*Directions for this task*.
Omit every picture while repeating the entries exactly.

[Entries from a dataset]
################

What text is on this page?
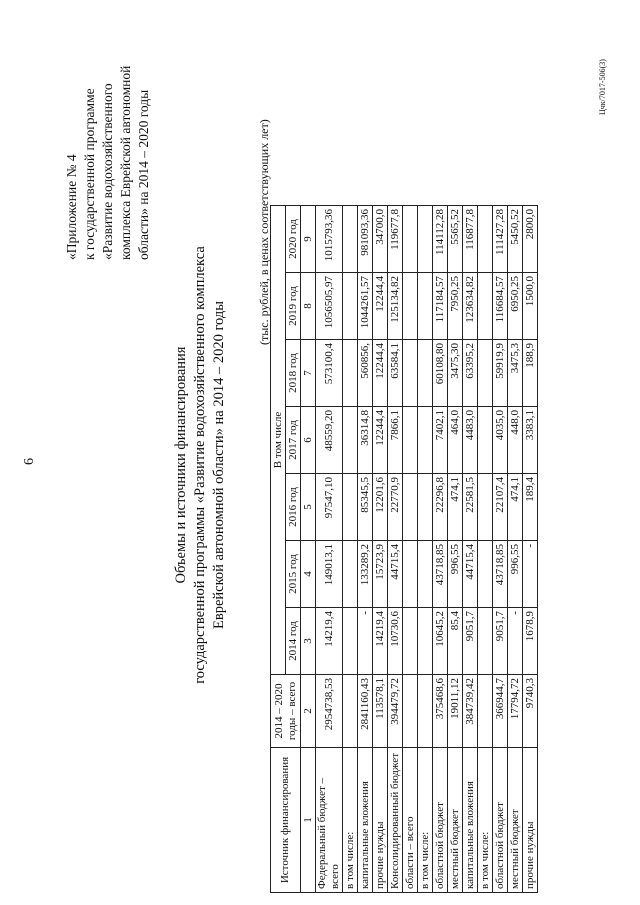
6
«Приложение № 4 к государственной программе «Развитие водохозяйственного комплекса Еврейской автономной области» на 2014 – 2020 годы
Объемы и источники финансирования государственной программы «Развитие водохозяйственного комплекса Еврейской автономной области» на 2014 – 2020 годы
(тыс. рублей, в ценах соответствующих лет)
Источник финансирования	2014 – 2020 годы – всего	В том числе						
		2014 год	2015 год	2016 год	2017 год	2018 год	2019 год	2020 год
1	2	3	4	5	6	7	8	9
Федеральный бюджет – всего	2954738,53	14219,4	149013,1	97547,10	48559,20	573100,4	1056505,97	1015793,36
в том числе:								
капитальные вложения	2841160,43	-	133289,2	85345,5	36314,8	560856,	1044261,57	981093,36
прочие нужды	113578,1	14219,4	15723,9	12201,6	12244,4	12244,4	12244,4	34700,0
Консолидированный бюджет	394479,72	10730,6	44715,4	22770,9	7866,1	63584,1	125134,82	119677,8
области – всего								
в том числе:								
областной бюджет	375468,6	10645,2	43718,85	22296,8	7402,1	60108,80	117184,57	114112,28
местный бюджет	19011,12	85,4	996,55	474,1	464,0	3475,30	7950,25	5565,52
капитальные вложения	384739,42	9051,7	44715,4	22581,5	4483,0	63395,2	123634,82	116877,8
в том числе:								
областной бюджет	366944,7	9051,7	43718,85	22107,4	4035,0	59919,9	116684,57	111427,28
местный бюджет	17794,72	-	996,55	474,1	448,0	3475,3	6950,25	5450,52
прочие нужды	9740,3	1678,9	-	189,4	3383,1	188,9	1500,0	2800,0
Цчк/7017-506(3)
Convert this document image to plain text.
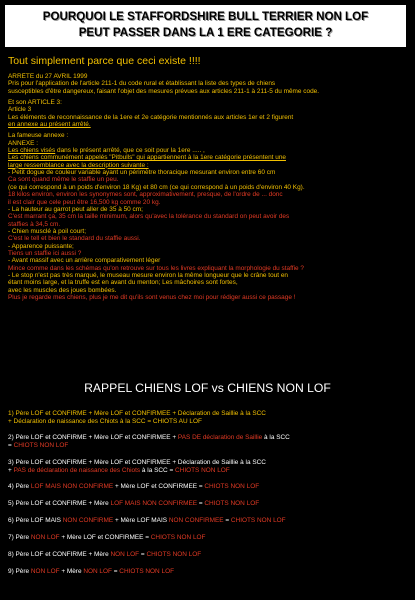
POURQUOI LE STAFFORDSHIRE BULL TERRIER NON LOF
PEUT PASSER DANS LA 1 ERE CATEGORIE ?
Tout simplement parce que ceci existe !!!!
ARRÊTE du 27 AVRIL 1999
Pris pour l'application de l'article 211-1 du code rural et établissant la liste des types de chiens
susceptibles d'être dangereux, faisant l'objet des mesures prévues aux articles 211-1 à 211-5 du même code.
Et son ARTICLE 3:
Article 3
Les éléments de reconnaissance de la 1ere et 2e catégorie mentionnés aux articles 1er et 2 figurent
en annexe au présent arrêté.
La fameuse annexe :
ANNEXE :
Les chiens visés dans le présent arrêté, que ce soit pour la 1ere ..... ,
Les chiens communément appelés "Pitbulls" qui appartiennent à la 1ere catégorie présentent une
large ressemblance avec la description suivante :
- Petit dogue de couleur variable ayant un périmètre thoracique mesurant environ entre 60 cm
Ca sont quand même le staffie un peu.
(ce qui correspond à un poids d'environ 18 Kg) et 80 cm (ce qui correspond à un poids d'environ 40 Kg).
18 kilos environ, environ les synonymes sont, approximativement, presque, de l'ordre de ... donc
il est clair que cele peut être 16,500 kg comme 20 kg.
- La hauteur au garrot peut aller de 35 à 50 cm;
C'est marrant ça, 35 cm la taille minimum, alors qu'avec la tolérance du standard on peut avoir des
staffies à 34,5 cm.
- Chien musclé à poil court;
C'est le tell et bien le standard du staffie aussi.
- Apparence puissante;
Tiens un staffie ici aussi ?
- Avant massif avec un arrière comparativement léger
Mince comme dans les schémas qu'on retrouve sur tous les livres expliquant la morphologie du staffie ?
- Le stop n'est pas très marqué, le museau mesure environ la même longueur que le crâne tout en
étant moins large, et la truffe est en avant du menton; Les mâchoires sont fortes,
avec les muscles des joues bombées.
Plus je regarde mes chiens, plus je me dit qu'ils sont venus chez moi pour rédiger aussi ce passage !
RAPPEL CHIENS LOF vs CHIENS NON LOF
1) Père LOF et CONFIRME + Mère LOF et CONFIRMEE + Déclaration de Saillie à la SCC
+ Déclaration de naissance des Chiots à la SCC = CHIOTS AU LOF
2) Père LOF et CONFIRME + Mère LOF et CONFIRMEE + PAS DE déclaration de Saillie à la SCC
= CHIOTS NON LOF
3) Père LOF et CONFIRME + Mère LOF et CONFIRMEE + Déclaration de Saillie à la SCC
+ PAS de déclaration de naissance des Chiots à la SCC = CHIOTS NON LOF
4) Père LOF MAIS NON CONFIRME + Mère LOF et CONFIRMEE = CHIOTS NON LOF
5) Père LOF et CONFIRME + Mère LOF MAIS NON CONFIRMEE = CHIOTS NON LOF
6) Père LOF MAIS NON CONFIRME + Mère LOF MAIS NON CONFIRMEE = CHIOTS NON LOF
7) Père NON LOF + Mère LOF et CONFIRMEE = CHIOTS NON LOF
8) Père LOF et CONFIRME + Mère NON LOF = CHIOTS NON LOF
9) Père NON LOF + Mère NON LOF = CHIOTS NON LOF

################

*Solution to this exercise*.
What text is on this page?
6
«Приложение № 4 к государственной программе «Развитие водохозяйственного комплекса Еврейской автономной области» на 2014 – 2020 годы
Объемы и источники финансирования государственной программы «Развитие водохозяйственного комплекса Еврейской автономной области» на 2014 – 2020 годы
(тыс. рублей, в ценах соответствующих лет)
Источник финансирования	2014 – 2020 годы – всего	В том числе						
		2014 год	2015 год	2016 год	2017 год	2018 год	2019 год	2020 год
1	2	3	4	5	6	7	8	9
Федеральный бюджет – всего	2954738,53	14219,4	149013,1	97547,10	48559,20	573100,4	1056505,97	1015793,36
в том числе:								
капитальные вложения	2841160,43	-	133289,2	85345,5	36314,8	560856,	1044261,57	981093,36
прочие нужды	113578,1	14219,4	15723,9	12201,6	12244,4	12244,4	12244,4	34700,0
Консолидированный бюджет	394479,72	10730,6	44715,4	22770,9	7866,1	63584,1	125134,82	119677,8
области – всего								
в том числе:								
областной бюджет	375468,6	10645,2	43718,85	22296,8	7402,1	60108,80	117184,57	114112,28
местный бюджет	19011,12	85,4	996,55	474,1	464,0	3475,30	7950,25	5565,52
капитальные вложения	384739,42	9051,7	44715,4	22581,5	4483,0	63395,2	123634,82	116877,8
в том числе:								
областной бюджет	366944,7	9051,7	43718,85	22107,4	4035,0	59919,9	116684,57	111427,28
местный бюджет	17794,72	-	996,55	474,1	448,0	3475,3	6950,25	5450,52
прочие нужды	9740,3	1678,9	-	189,4	3383,1	188,9	1500,0	2800,0
Цчк/7017-506(3)
Convert this document image to plain text.
POURQUOI LE STAFFORDSHIRE BULL TERRIER NON LOF
PEUT PASSER DANS LA 1 ERE CATEGORIE ?
Tout simplement parce que ceci existe !!!!
ARRÊTE du 27 AVRIL 1999
Pris pour l'application de l'article 211-1 du code rural et établissant la liste des types de chiens
susceptibles d'être dangereux, faisant l'objet des mesures prévues aux articles 211-1 à 211-5 du même code.
Et son ARTICLE 3:
Article 3
Les éléments de reconnaissance de la 1ere et 2e catégorie mentionnés aux articles 1er et 2 figurent
en annexe au présent arrêté.
La fameuse annexe :
ANNEXE :
Les chiens visés dans le présent arrêté, que ce soit pour la 1ere ..... ,
Les chiens communément appelés "Pitbulls" qui appartiennent à la 1ere catégorie présentent une
large ressemblance avec la description suivante :
- Petit dogue de couleur variable ayant un périmètre thoracique mesurant environ entre 60 cm
Ca sont quand même le staffie un peu.
(ce qui correspond à un poids d'environ 18 Kg) et 80 cm (ce qui correspond à un poids d'environ 40 Kg).
18 kilos environ, environ les synonymes sont, approximativement, presque, de l'ordre de ... donc
il est clair que cele peut être 16,500 kg comme 20 kg.
- La hauteur au garrot peut aller de 35 à 50 cm;
C'est marrant ça, 35 cm la taille minimum, alors qu'avec la tolérance du standard on peut avoir des
staffies à 34,5 cm.
- Chien musclé à poil court;
C'est le tell et bien le standard du staffie aussi.
- Apparence puissante;
Tiens un staffie ici aussi ?
- Avant massif avec un arrière comparativement léger
Mince comme dans les schémas qu'on retrouve sur tous les livres expliquant la morphologie du staffie ?
- Le stop n'est pas très marqué, le museau mesure environ la même longueur que le crâne tout en
étant moins large, et la truffe est en avant du menton; Les mâchoires sont fortes,
avec les muscles des joues bombées.
Plus je regarde mes chiens, plus je me dit qu'ils sont venus chez moi pour rédiger aussi ce passage !
RAPPEL CHIENS LOF vs CHIENS NON LOF
1) Père LOF et CONFIRME + Mère LOF et CONFIRMEE + Déclaration de Saillie à la SCC
+ Déclaration de naissance des Chiots à la SCC = CHIOTS AU LOF
2) Père LOF et CONFIRME + Mère LOF et CONFIRMEE + PAS DE déclaration de Saillie à la SCC
= CHIOTS NON LOF
3) Père LOF et CONFIRME + Mère LOF et CONFIRMEE + Déclaration de Saillie à la SCC
+ PAS de déclaration de naissance des Chiots à la SCC = CHIOTS NON LOF
4) Père LOF MAIS NON CONFIRME + Mère LOF et CONFIRMEE = CHIOTS NON LOF
5) Père LOF et CONFIRME + Mère LOF MAIS NON CONFIRMEE = CHIOTS NON LOF
6) Père LOF MAIS NON CONFIRME + Mère LOF MAIS NON CONFIRMEE = CHIOTS NON LOF
7) Père NON LOF + Mère LOF et CONFIRMEE = CHIOTS NON LOF
8) Père LOF et CONFIRME + Mère NON LOF = CHIOTS NON LOF
9) Père NON LOF + Mère NON LOF = CHIOTS NON LOF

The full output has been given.